- **TO BE DONE**
Look through the data below. Show each line where the string "structured" occurs.

+++ SUPPLIED DATA

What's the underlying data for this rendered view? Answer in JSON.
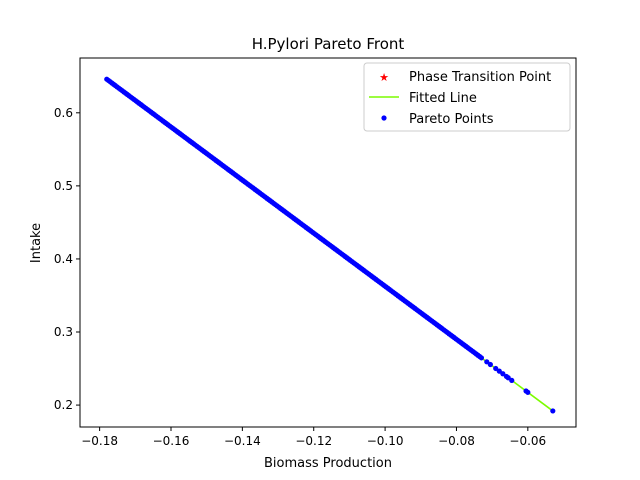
{
  "chart_data": {
    "type": "scatter",
    "title": "H.Pylori Pareto Front",
    "xlabel": "Biomass Production",
    "ylabel": "Intake",
    "xlim": [
      -0.1855,
      -0.0465
    ],
    "ylim": [
      0.17,
      0.675
    ],
    "xticks": [
      -0.18,
      -0.16,
      -0.14,
      -0.12,
      -0.1,
      -0.08,
      -0.06
    ],
    "xtick_labels": [
      "−0.18",
      "−0.16",
      "−0.14",
      "−0.12",
      "−0.10",
      "−0.08",
      "−0.06"
    ],
    "yticks": [
      0.2,
      0.3,
      0.4,
      0.5,
      0.6
    ],
    "ytick_labels": [
      "0.2",
      "0.3",
      "0.4",
      "0.5",
      "0.6"
    ],
    "legend_position": "top-right",
    "legend": [
      {
        "label": "Phase Transition Point",
        "marker": "star",
        "color": "#ff0000"
      },
      {
        "label": "Fitted Line",
        "marker": "line",
        "color": "#7cfc00"
      },
      {
        "label": "Pareto Points",
        "marker": "dot",
        "color": "#0000ff"
      }
    ],
    "fitted_line": {
      "x": [
        -0.178,
        -0.053
      ],
      "y": [
        0.646,
        0.192
      ]
    },
    "pareto_points": {
      "x_start": -0.178,
      "x_end": -0.0735,
      "count": 220,
      "extra_x": [
        -0.073,
        -0.0715,
        -0.0705,
        -0.069,
        -0.068,
        -0.067,
        -0.066,
        -0.0655,
        -0.0645,
        -0.0605,
        -0.06,
        -0.053
      ]
    },
    "phase_transition_point": []
  }
}
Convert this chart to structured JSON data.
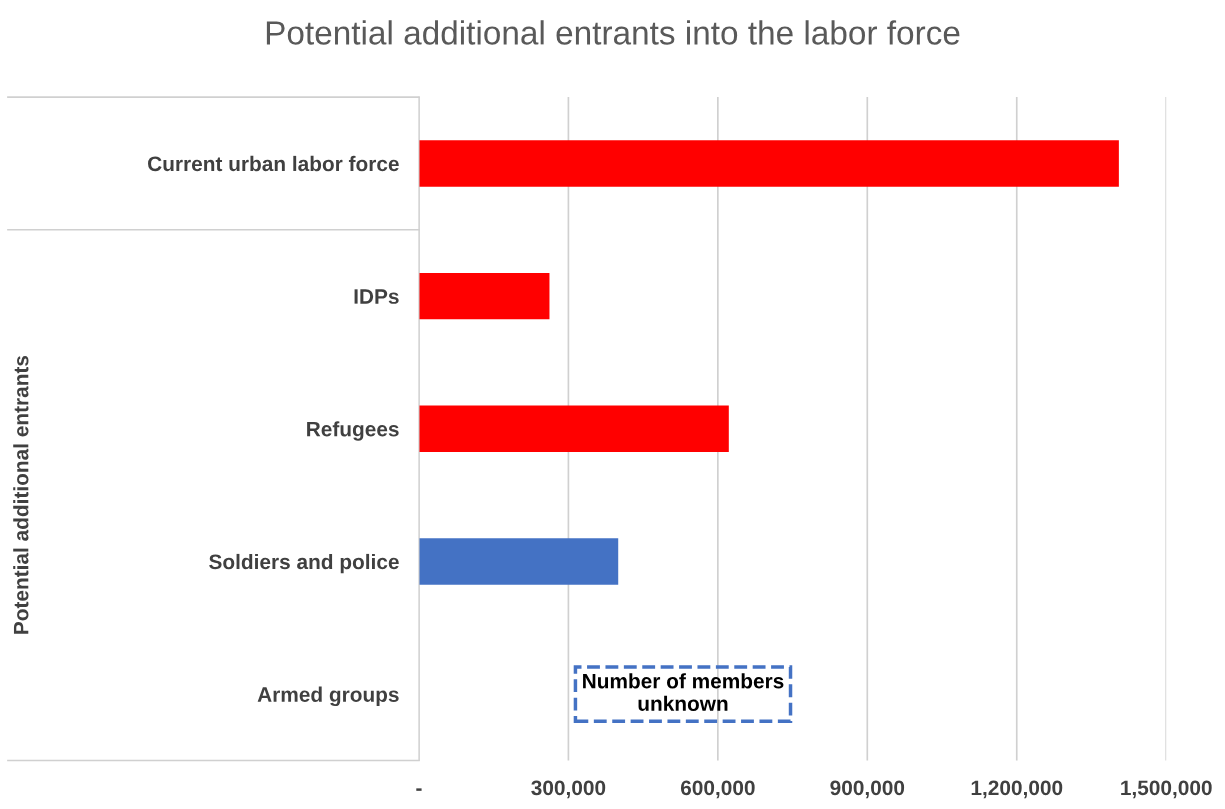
{
  "chart_data": {
    "type": "bar",
    "orientation": "horizontal",
    "title": "Potential additional entrants into the labor force",
    "categories": [
      "Current urban labor force",
      "IDPs",
      "Refugees",
      "Soldiers and police",
      "Armed groups"
    ],
    "values": [
      1405000,
      262000,
      622000,
      400000,
      null
    ],
    "colors": [
      "#ff0000",
      "#ff0000",
      "#ff0000",
      "#4472c4",
      "#4472c4"
    ],
    "xlim": [
      0,
      1500000
    ],
    "xticks": [
      {
        "value": 0,
        "label": "-"
      },
      {
        "value": 300000,
        "label": "300,000"
      },
      {
        "value": 600000,
        "label": "600,000"
      },
      {
        "value": 900000,
        "label": "900,000"
      },
      {
        "value": 1200000,
        "label": "1,200,000"
      },
      {
        "value": 1500000,
        "label": "1,500,000"
      }
    ],
    "grid": "x",
    "annotations": [
      "Potential additional entrants",
      "Number of members unknown"
    ]
  }
}
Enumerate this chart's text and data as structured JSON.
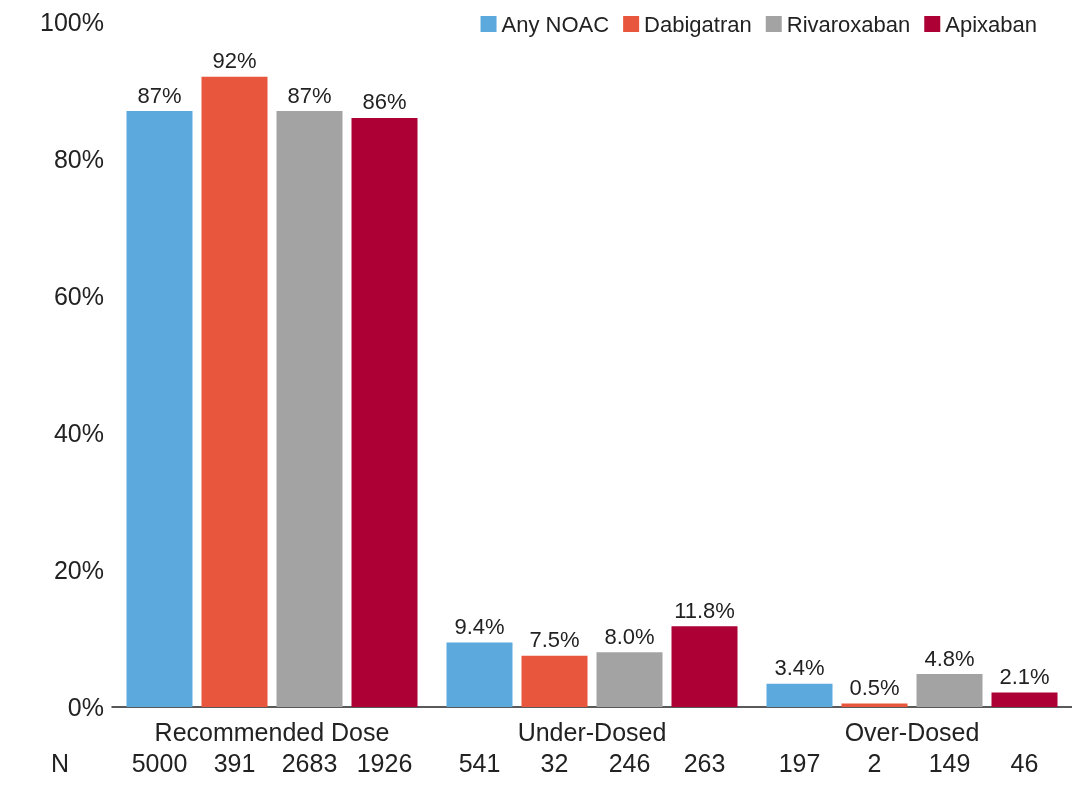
{
  "chart_data": {
    "type": "bar",
    "categories": [
      "Recommended Dose",
      "Under-Dosed",
      "Over-Dosed"
    ],
    "series": [
      {
        "name": "Any NOAC",
        "color": "#5ca9de",
        "values": [
          87,
          9.4,
          3.4
        ],
        "value_labels": [
          "87%",
          "9.4%",
          "3.4%"
        ]
      },
      {
        "name": "Dabigatran",
        "color": "#e8563d",
        "values": [
          92,
          7.5,
          0.5
        ],
        "value_labels": [
          "92%",
          "7.5%",
          "0.5%"
        ]
      },
      {
        "name": "Rivaroxaban",
        "color": "#a3a3a3",
        "values": [
          87,
          8.0,
          4.8
        ],
        "value_labels": [
          "87%",
          "8.0%",
          "4.8%"
        ]
      },
      {
        "name": "Apixaban",
        "color": "#ad0035",
        "values": [
          86,
          11.8,
          2.1
        ],
        "value_labels": [
          "86%",
          "11.8%",
          "2.1%"
        ]
      }
    ],
    "ylim": [
      0,
      100
    ],
    "yticks": [
      {
        "value": 0,
        "label": "0%"
      },
      {
        "value": 20,
        "label": "20%"
      },
      {
        "value": 40,
        "label": "40%"
      },
      {
        "value": 60,
        "label": "60%"
      },
      {
        "value": 80,
        "label": "80%"
      },
      {
        "value": 100,
        "label": "100%"
      }
    ],
    "grid": false,
    "legend": "top right",
    "annotations": [
      "N",
      "5000",
      "391",
      "2683",
      "1926",
      "541",
      "32",
      "246",
      "263",
      "197",
      "2",
      "149",
      "46"
    ]
  }
}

++++++

- **ANSWER TO THE TASK**
Convert this chart to structured JSON data.
Enumerate this chart's text and data as structured JSON.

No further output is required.